Exercise brief: Return every line of the material below word for word, leaving out any picture.

Dataset excerpts:
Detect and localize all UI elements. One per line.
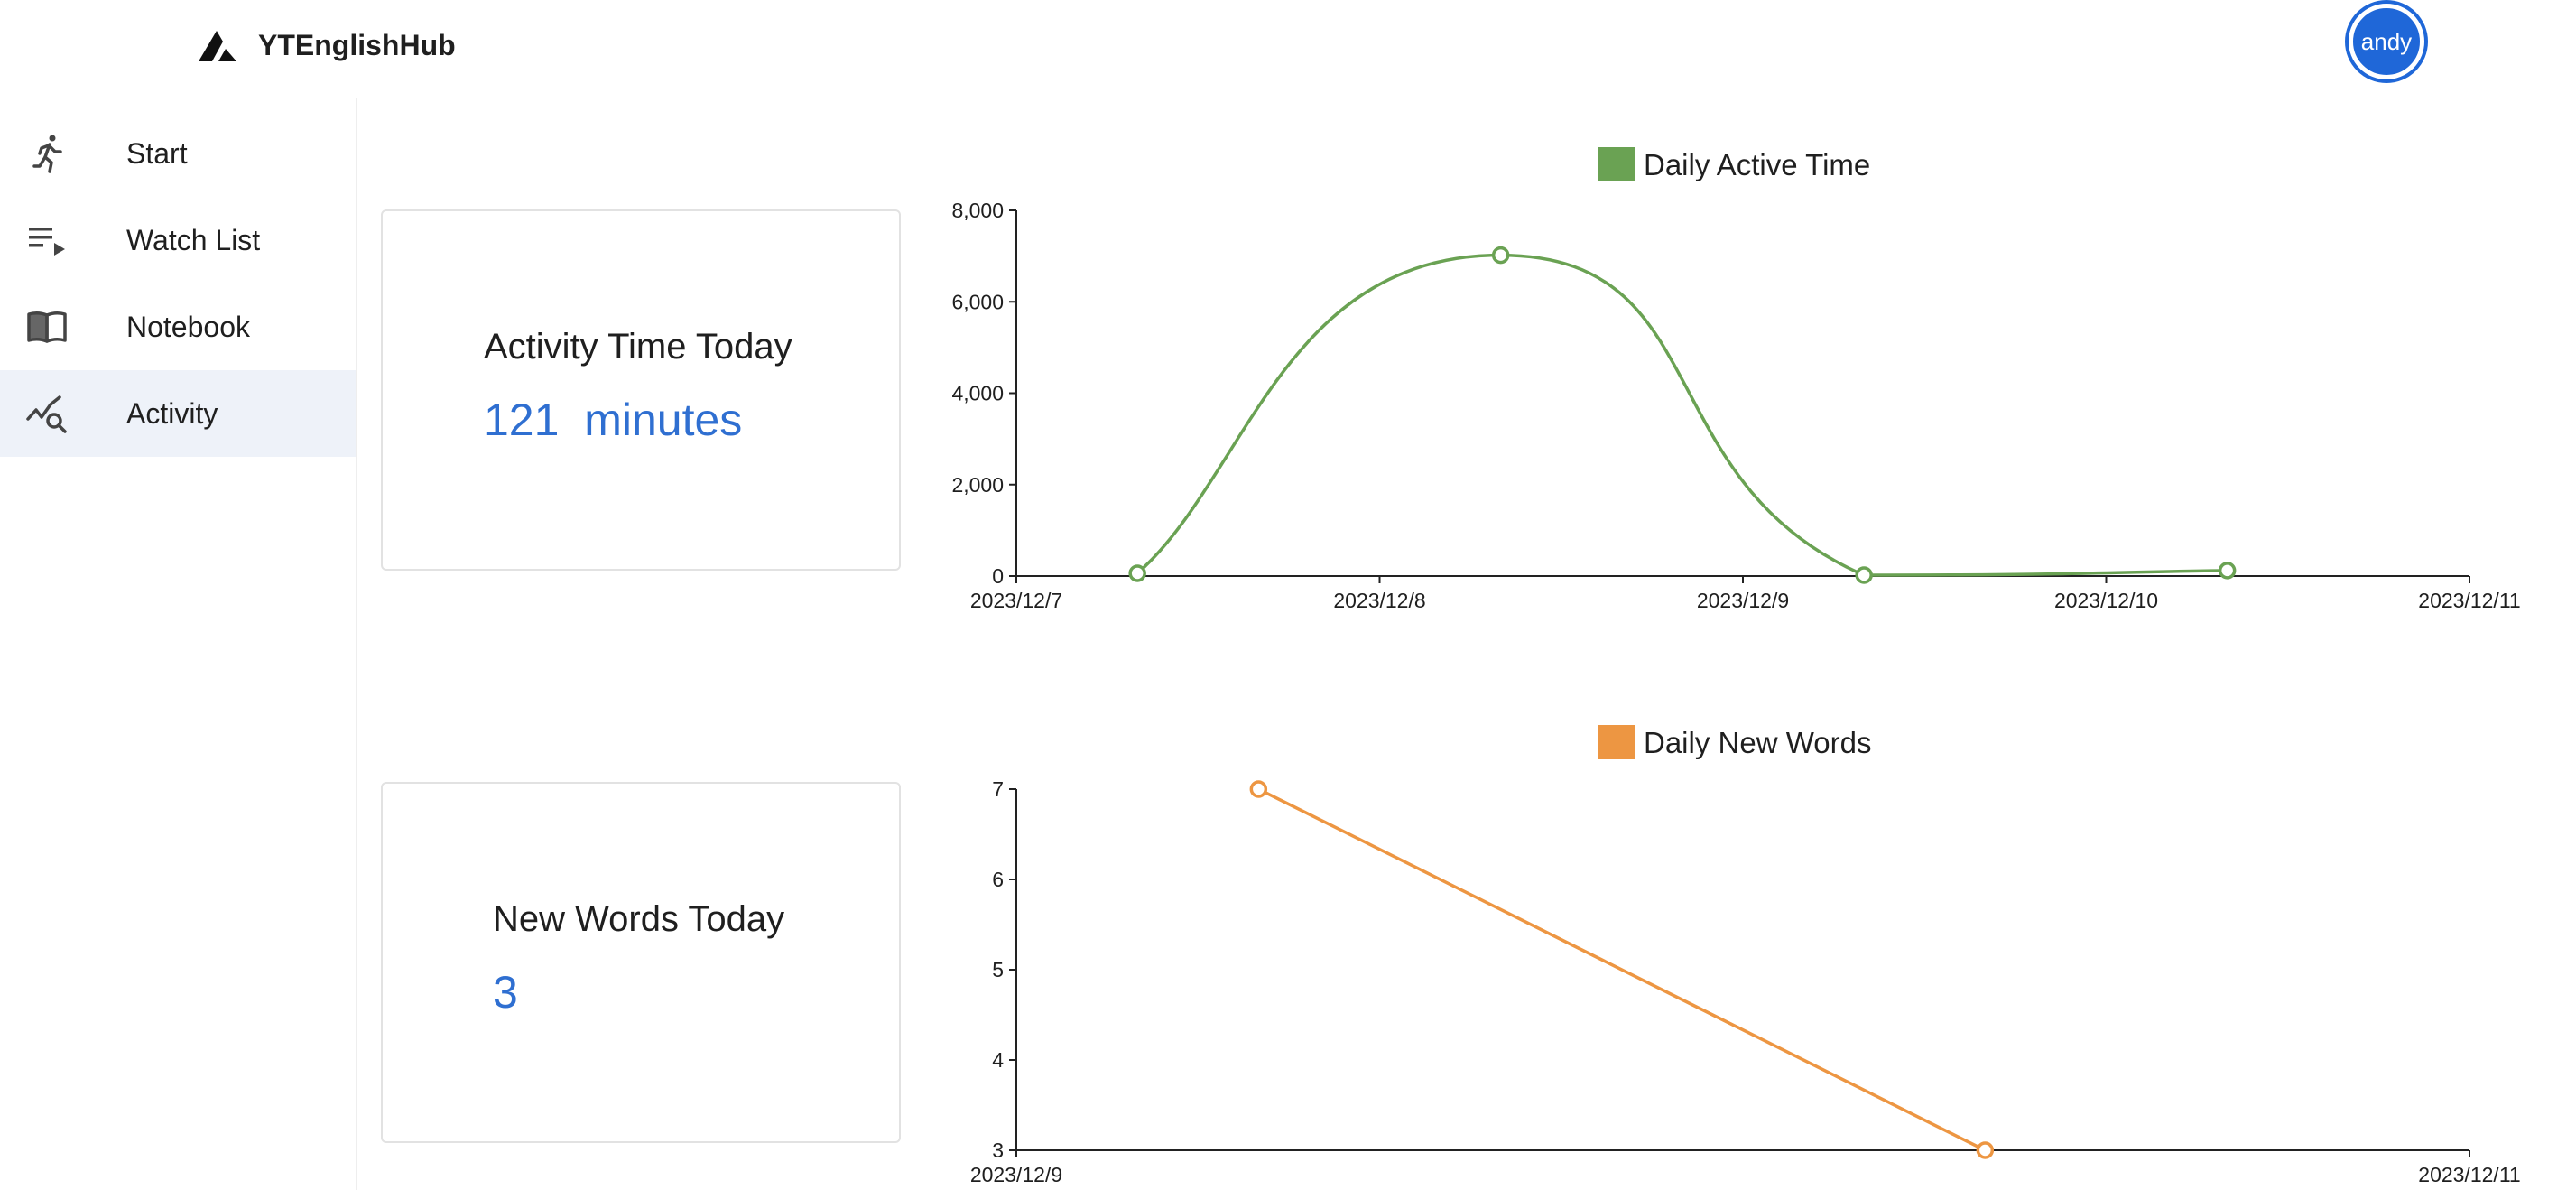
data-point [2218,562,2237,580]
activity-time-number: 121 [484,395,560,445]
activity-time-unit: minutes [584,395,743,445]
playlist-play-icon [23,217,70,264]
y-tick-label: 4,000 [951,382,1004,405]
y-tick-label: 7 [992,777,1004,801]
y-tick-label: 0 [992,564,1004,588]
sidebar-item-activity[interactable]: Activity [0,370,356,457]
activity-time-title: Activity Time Today [484,327,792,367]
open-book-icon [23,303,70,350]
daily-new-words-chart: Daily New Words 3 4 5 6 7 2023/12/9 2023/12/11 [970,725,2521,1186]
series-line [1257,787,1987,1152]
sidebar-nav: Start Watch List Notebook Activity [0,98,357,1190]
sidebar-item-watch-list[interactable]: Watch List [0,197,356,284]
sidebar-item-label: Notebook [126,310,250,343]
x-tick-label: 2023/12/9 [1697,589,1789,612]
chart-search-icon [23,390,70,437]
app-logo[interactable]: YTEnglishHub [197,18,456,72]
x-tick-label: 2023/12/11 [2418,1163,2520,1186]
data-point [1855,566,1873,584]
y-tick-label: 3 [992,1139,1004,1162]
y-tick-label: 8,000 [951,199,1004,222]
sidebar-item-start[interactable]: Start [0,110,356,197]
logo-icon [199,31,236,61]
y-tick-label: 6,000 [951,290,1004,313]
x-tick-label: 2023/12/11 [2418,589,2520,612]
y-tick-label: 2,000 [951,473,1004,497]
new-words-card: New Words Today 3 [381,782,901,1143]
x-tick-label: 2023/12/9 [970,1163,1062,1186]
top-header: YTEnglishHub andy [0,0,2576,98]
x-tick-label: 2023/12/8 [1333,589,1425,612]
sidebar-item-label: Activity [126,396,218,430]
x-tick-label: 2023/12/7 [970,589,1062,612]
data-point [1976,1141,1995,1159]
data-point [1128,564,1146,582]
new-words-title: New Words Today [493,899,785,939]
data-point [1249,780,1268,798]
series-line [1136,253,2228,577]
user-avatar[interactable]: andy [2349,4,2424,79]
x-tick-label: 2023/12/10 [2054,589,2158,612]
legend-swatch [1598,725,1635,759]
y-tick-label: 6 [992,868,1004,891]
sidebar-item-notebook[interactable]: Notebook [0,284,356,370]
legend-label: Daily New Words [1644,726,1871,759]
app-name: YTEnglishHub [258,28,456,61]
running-person-icon [23,130,70,177]
y-tick-label: 4 [992,1048,1004,1072]
data-point [1491,246,1510,265]
legend-swatch [1598,147,1635,181]
new-words-value: 3 [493,967,518,1018]
y-tick-label: 5 [992,958,1004,981]
activity-time-value: 121 minutes [484,394,742,446]
daily-active-time-chart: Daily Active Time 0 2,000 4,000 6,000 8,000 20… [951,147,2521,612]
activity-time-card: Activity Time Today 121 minutes [381,209,901,571]
sidebar-item-label: Watch List [126,223,261,256]
sidebar-item-label: Start [126,136,188,170]
legend-label: Daily Active Time [1644,148,1870,181]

Exercise answer:
Detect and localize all UI elements. One per line.
data-point [2218,562,2237,580]
activity-time-number: 121 [484,395,560,445]
activity-time-unit: minutes [584,395,743,445]
playlist-play-icon [23,217,70,264]
y-tick-label: 4,000 [951,382,1004,405]
y-tick-label: 7 [992,777,1004,801]
y-tick-label: 0 [992,564,1004,588]
sidebar-item-activity[interactable]: Activity [0,370,356,457]
activity-time-title: Activity Time Today [484,327,792,367]
open-book-icon [23,303,70,350]
daily-new-words-chart: Daily New Words 3 4 5 6 7 2023/12/9 2023/12/11 [970,725,2521,1186]
series-line [1257,787,1987,1152]
sidebar-nav: Start Watch List Notebook Activity [0,98,357,1190]
sidebar-item-watch-list[interactable]: Watch List [0,197,356,284]
sidebar-item-label: Notebook [126,310,250,343]
x-tick-label: 2023/12/9 [1697,589,1789,612]
chart-search-icon [23,390,70,437]
app-logo[interactable]: YTEnglishHub [197,18,456,72]
x-tick-label: 2023/12/11 [2418,1163,2520,1186]
data-point [1855,566,1873,584]
y-tick-label: 3 [992,1139,1004,1162]
y-tick-label: 8,000 [951,199,1004,222]
sidebar-item-start[interactable]: Start [0,110,356,197]
logo-icon [199,31,236,61]
y-tick-label: 6,000 [951,290,1004,313]
x-tick-label: 2023/12/11 [2418,589,2520,612]
y-tick-label: 2,000 [951,473,1004,497]
new-words-card: New Words Today 3 [381,782,901,1143]
x-tick-label: 2023/12/9 [970,1163,1062,1186]
top-header: YTEnglishHub andy [0,0,2576,98]
x-tick-label: 2023/12/8 [1333,589,1425,612]
sidebar-item-label: Activity [126,396,218,430]
x-tick-label: 2023/12/7 [970,589,1062,612]
data-point [1976,1141,1995,1159]
data-point [1128,564,1146,582]
new-words-title: New Words Today [493,899,785,939]
data-point [1249,780,1268,798]
series-line [1136,253,2228,577]
user-avatar[interactable]: andy [2349,4,2424,79]
x-tick-label: 2023/12/10 [2054,589,2158,612]
legend-swatch [1598,725,1635,759]
y-tick-label: 6 [992,868,1004,891]
sidebar-item-notebook[interactable]: Notebook [0,284,356,370]
legend-label: Daily New Words [1644,726,1871,759]
app-name: YTEnglishHub [258,28,456,61]
running-person-icon [23,130,70,177]
y-tick-label: 4 [992,1048,1004,1072]
data-point [1491,246,1510,265]
legend-swatch [1598,147,1635,181]
new-words-value: 3 [493,967,518,1018]
y-tick-label: 5 [992,958,1004,981]
activity-time-value: 121 minutes [484,394,742,446]
daily-active-time-chart: Daily Active Time 0 2,000 4,000 6,000 8,000 20… [951,147,2521,612]
activity-time-card: Activity Time Today 121 minutes [381,209,901,571]
sidebar-item-label: Watch List [126,223,261,256]
sidebar-item-label: Start [126,136,188,170]
legend-label: Daily Active Time [1644,148,1870,181]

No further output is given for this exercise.